Task details: Without omitting anything, return the records precisely as given.

START Material shown

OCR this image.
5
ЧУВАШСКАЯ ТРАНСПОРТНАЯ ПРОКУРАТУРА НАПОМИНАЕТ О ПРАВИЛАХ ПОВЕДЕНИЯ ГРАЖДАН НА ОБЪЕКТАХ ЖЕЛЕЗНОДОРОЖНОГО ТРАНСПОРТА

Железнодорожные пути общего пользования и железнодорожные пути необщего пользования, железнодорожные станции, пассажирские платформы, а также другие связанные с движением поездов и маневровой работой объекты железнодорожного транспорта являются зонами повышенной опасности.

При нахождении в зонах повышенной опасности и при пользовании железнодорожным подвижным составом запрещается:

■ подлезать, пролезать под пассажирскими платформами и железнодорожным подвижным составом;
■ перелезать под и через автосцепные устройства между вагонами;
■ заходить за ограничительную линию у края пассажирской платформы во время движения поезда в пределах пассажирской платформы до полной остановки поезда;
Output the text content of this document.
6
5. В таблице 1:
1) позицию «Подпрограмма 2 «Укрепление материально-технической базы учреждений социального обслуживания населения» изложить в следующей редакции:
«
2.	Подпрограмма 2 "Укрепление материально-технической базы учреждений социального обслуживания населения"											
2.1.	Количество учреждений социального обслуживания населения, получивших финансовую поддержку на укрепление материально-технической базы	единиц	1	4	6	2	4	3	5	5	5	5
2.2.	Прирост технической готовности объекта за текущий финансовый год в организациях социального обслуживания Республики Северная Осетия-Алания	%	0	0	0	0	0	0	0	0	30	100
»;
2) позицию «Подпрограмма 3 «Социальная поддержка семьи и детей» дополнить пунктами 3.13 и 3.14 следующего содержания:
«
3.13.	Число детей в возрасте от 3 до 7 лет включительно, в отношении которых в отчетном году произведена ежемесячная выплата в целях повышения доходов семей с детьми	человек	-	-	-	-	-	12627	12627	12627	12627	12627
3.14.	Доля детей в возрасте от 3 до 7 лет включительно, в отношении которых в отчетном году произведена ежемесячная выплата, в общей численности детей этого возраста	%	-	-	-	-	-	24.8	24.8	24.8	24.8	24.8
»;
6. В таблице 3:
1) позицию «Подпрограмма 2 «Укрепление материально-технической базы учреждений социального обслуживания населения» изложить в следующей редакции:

END Material shown

Solved exercise:
OCR this image.
5
ЧУВАШСКАЯ ТРАНСПОРТНАЯ ПРОКУРАТУРА НАПОМИНАЕТ О ПРАВИЛАХ ПОВЕДЕНИЯ ГРАЖДАН НА ОБЪЕКТАХ ЖЕЛЕЗНОДОРОЖНОГО ТРАНСПОРТА

Железнодорожные пути общего пользования и железнодорожные пути необщего пользования, железнодорожные станции, пассажирские платформы, а также другие связанные с движением поездов и маневровой работой объекты железнодорожного транспорта являются зонами повышенной опасности.

При нахождении в зонах повышенной опасности и при пользовании железнодорожным подвижным составом запрещается:

■ подлезать, пролезать под пассажирскими платформами и железнодорожным подвижным составом;
■ перелезать под и через автосцепные устройства между вагонами;
■ заходить за ограничительную линию у края пассажирской платформы во время движения поезда в пределах пассажирской платформы до полной остановки поезда;
Output the text content of this document.
6
5. В таблице 1:
1) позицию «Подпрограмма 2 «Укрепление материально-технической базы учреждений социального обслуживания населения» изложить в следующей редакции:
«
2.	Подпрограмма 2 "Укрепление материально-технической базы учреждений социального обслуживания населения"											
2.1.	Количество учреждений социального обслуживания населения, получивших финансовую поддержку на укрепление материально-технической базы	единиц	1	4	6	2	4	3	5	5	5	5
2.2.	Прирост технической готовности объекта за текущий финансовый год в организациях социального обслуживания Республики Северная Осетия-Алания	%	0	0	0	0	0	0	0	0	30	100
»;
2) позицию «Подпрограмма 3 «Социальная поддержка семьи и детей» дополнить пунктами 3.13 и 3.14 следующего содержания:
«
3.13.	Число детей в возрасте от 3 до 7 лет включительно, в отношении которых в отчетном году произведена ежемесячная выплата в целях повышения доходов семей с детьми	человек	-	-	-	-	-	12627	12627	12627	12627	12627
3.14.	Доля детей в возрасте от 3 до 7 лет включительно, в отношении которых в отчетном году произведена ежемесячная выплата, в общей численности детей этого возраста	%	-	-	-	-	-	24.8	24.8	24.8	24.8	24.8
»;
6. В таблице 3:
1) позицию «Подпрограмма 2 «Укрепление материально-технической базы учреждений социального обслуживания населения» изложить в следующей редакции:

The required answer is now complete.